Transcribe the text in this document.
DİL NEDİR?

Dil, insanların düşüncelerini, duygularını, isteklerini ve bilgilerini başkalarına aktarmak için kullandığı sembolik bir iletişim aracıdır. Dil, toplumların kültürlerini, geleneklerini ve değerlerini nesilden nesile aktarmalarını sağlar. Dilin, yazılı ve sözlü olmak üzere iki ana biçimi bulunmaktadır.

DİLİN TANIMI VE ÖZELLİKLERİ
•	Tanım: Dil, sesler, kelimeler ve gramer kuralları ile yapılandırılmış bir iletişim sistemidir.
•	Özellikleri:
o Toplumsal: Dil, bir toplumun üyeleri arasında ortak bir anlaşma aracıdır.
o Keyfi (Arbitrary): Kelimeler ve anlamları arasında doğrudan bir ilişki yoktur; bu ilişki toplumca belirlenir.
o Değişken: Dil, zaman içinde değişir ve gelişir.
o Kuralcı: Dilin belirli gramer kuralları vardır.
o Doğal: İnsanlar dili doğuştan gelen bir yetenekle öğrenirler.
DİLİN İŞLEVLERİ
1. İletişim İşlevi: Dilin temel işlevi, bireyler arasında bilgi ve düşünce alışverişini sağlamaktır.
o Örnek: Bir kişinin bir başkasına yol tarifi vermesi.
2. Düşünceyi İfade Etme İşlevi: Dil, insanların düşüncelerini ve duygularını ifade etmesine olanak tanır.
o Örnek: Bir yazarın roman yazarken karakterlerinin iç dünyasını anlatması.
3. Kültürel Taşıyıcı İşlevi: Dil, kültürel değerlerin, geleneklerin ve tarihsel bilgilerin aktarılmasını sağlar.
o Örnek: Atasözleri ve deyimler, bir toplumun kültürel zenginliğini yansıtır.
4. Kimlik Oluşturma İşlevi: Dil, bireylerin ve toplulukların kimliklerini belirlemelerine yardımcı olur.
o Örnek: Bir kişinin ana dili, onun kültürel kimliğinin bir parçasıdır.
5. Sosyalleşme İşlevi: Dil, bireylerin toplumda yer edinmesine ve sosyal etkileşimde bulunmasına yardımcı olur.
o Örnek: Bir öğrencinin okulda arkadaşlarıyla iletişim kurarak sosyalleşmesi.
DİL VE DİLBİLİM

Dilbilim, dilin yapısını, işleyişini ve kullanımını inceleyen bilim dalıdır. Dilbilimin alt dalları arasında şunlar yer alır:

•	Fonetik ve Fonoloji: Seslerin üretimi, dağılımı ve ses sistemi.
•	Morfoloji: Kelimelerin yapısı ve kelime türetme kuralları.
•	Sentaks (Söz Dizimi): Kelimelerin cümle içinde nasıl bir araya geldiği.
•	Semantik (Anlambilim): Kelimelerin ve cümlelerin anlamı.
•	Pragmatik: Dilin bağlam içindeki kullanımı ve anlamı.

════

Your task. Extract, from the material above, each line holding the word "anlamı".

Result for this exercise.
•	Semantik (Anlambilim): Kelimelerin ve cümlelerin anlamı.
•	Pragmatik: Dilin bağlam içindeki kullanımı ve anlamı.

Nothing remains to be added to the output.